------ DATA RECORDS ------
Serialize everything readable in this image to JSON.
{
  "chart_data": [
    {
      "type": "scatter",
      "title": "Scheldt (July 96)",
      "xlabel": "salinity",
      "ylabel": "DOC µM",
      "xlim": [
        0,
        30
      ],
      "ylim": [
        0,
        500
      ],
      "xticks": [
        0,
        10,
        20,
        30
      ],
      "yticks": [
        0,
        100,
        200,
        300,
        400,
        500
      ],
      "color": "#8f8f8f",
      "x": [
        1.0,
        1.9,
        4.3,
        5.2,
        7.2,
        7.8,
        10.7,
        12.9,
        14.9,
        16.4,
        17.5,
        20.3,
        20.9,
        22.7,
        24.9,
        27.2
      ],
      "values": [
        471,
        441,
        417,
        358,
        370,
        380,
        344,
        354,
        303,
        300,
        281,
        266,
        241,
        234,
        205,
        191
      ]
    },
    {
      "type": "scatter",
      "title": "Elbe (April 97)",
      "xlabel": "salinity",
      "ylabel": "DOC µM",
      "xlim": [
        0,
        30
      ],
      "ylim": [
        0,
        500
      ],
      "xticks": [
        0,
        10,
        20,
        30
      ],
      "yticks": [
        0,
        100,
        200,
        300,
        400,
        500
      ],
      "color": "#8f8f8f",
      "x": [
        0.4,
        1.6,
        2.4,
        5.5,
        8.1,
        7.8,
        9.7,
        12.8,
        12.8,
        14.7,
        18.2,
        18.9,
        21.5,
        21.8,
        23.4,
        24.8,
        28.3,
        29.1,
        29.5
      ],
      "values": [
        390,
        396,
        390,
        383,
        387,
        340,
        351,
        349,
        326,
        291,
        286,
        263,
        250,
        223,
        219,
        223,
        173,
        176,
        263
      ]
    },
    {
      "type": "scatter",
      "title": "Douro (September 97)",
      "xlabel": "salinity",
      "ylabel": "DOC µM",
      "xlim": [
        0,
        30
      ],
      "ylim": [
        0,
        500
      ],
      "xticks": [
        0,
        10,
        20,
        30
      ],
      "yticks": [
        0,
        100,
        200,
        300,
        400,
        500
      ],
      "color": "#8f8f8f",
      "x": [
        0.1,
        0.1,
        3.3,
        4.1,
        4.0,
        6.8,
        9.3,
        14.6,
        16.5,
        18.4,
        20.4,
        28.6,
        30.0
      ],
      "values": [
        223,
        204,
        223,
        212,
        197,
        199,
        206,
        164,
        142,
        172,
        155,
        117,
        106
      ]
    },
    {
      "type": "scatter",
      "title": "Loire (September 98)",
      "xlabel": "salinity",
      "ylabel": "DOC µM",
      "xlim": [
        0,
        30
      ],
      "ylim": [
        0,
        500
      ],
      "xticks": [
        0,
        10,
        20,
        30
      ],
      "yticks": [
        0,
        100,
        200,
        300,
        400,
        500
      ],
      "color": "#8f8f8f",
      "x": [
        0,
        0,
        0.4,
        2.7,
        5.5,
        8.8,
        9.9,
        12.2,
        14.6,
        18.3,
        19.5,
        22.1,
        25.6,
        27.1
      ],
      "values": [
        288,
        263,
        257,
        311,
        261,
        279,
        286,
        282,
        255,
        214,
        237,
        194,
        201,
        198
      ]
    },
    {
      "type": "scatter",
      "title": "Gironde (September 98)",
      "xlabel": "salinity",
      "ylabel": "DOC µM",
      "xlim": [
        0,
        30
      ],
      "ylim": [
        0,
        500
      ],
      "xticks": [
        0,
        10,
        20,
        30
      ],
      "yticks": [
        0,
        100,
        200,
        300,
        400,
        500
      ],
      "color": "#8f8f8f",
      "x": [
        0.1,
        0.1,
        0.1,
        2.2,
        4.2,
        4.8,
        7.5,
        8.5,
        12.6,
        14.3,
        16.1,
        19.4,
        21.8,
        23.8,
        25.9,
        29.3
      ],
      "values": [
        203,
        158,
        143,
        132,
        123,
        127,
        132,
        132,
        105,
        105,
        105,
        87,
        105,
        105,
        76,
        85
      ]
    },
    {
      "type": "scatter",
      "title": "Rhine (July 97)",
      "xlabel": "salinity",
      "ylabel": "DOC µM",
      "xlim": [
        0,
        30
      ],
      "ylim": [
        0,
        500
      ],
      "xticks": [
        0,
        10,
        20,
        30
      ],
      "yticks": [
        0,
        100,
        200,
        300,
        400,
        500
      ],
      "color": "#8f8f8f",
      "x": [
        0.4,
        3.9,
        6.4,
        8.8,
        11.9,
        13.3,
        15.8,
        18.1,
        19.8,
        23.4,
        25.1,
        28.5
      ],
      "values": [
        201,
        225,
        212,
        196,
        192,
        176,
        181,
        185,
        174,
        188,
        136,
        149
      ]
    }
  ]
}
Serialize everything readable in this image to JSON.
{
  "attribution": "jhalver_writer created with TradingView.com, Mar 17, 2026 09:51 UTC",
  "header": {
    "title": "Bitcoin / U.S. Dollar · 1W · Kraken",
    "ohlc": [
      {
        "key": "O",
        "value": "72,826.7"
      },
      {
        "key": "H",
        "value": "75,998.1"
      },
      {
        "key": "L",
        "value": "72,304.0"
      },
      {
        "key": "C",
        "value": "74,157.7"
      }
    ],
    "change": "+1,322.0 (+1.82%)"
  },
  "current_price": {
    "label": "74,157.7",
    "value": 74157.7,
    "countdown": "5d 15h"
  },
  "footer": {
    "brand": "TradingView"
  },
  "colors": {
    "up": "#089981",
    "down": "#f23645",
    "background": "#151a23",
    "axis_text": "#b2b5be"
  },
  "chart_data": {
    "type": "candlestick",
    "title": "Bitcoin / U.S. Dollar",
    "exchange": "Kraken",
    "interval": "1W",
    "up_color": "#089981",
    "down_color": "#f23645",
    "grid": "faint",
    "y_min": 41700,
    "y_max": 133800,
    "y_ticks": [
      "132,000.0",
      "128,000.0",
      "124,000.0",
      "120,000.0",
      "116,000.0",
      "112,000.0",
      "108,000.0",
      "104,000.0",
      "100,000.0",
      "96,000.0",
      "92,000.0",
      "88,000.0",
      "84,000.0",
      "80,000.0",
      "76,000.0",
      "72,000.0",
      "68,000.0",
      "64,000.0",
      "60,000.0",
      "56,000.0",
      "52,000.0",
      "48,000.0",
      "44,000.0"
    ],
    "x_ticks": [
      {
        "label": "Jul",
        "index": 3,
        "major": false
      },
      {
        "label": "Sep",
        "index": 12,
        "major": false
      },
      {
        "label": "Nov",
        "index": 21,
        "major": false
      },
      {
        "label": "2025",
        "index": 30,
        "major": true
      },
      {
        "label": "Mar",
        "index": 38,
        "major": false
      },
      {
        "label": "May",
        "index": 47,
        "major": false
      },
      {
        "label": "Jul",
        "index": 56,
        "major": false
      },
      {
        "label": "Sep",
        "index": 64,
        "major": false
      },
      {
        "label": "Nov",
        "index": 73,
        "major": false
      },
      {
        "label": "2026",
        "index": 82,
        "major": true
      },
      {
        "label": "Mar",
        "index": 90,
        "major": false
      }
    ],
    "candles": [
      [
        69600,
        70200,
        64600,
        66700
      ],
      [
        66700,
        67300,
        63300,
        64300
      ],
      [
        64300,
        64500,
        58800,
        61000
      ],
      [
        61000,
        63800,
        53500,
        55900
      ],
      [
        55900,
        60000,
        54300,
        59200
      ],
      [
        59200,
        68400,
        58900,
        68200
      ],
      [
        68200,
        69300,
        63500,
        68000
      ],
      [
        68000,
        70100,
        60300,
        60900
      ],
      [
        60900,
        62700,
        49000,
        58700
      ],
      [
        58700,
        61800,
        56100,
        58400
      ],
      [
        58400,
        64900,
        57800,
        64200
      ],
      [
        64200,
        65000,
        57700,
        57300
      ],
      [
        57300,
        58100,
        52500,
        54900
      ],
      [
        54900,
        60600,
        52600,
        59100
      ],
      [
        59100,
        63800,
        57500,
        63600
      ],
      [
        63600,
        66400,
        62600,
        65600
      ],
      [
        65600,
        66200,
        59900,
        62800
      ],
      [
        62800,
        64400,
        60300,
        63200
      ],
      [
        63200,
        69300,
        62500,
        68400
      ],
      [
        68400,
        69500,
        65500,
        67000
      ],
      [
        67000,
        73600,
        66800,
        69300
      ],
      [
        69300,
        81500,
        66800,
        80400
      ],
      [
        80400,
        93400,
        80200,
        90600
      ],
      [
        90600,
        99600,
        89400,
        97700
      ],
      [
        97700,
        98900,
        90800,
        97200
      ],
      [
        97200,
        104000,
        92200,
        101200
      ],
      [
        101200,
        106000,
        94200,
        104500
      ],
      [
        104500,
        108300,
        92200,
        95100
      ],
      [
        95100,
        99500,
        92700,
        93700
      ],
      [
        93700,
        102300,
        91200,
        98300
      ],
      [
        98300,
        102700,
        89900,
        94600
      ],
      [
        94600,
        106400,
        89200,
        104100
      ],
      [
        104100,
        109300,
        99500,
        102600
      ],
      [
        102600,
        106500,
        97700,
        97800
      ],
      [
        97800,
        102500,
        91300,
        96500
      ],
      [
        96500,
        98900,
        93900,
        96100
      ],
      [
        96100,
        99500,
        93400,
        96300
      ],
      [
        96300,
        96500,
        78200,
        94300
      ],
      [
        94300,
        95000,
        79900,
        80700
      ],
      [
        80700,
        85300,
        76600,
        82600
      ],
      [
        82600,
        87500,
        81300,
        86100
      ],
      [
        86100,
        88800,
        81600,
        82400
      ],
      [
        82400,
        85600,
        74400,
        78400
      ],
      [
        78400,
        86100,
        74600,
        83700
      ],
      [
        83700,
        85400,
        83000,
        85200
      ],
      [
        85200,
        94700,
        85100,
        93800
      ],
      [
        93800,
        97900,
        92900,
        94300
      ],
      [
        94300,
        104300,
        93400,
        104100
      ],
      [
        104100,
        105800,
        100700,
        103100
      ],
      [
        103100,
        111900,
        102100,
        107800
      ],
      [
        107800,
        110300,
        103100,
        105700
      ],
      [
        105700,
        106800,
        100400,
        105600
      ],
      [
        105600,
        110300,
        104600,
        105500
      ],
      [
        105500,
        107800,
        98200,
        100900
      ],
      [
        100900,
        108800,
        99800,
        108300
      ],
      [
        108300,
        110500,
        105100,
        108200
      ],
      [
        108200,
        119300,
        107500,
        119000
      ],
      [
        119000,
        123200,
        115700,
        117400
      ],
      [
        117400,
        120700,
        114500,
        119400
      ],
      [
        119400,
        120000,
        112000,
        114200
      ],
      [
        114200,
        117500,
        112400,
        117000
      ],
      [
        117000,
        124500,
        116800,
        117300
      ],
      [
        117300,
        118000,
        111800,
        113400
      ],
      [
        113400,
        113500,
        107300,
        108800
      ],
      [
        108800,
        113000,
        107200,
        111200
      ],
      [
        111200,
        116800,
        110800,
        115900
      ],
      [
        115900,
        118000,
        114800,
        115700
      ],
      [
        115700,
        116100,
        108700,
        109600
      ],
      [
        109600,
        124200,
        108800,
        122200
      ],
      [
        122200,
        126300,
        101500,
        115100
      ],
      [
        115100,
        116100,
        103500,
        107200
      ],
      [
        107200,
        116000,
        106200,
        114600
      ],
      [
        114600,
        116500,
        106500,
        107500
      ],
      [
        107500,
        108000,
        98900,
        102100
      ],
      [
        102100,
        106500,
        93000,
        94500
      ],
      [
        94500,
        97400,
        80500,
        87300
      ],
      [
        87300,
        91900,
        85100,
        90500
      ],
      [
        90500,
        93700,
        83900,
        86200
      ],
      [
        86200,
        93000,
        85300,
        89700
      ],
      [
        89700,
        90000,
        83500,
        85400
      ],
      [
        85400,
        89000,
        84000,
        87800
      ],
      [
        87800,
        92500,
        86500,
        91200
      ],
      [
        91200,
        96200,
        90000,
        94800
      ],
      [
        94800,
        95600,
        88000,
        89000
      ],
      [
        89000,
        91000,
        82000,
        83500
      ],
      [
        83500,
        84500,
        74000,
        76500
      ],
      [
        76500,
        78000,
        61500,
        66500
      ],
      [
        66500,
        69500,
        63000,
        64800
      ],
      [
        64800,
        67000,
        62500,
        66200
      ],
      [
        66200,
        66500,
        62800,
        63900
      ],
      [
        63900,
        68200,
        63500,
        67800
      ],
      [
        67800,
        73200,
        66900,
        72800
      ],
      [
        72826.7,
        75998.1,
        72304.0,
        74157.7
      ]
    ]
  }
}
------
## YOUR TASK
Pull out all lines of the data with the string "July".

## IN RESPONSE
      "title": "Scheldt (July 96)",
      "title": "Rhine (July 97)",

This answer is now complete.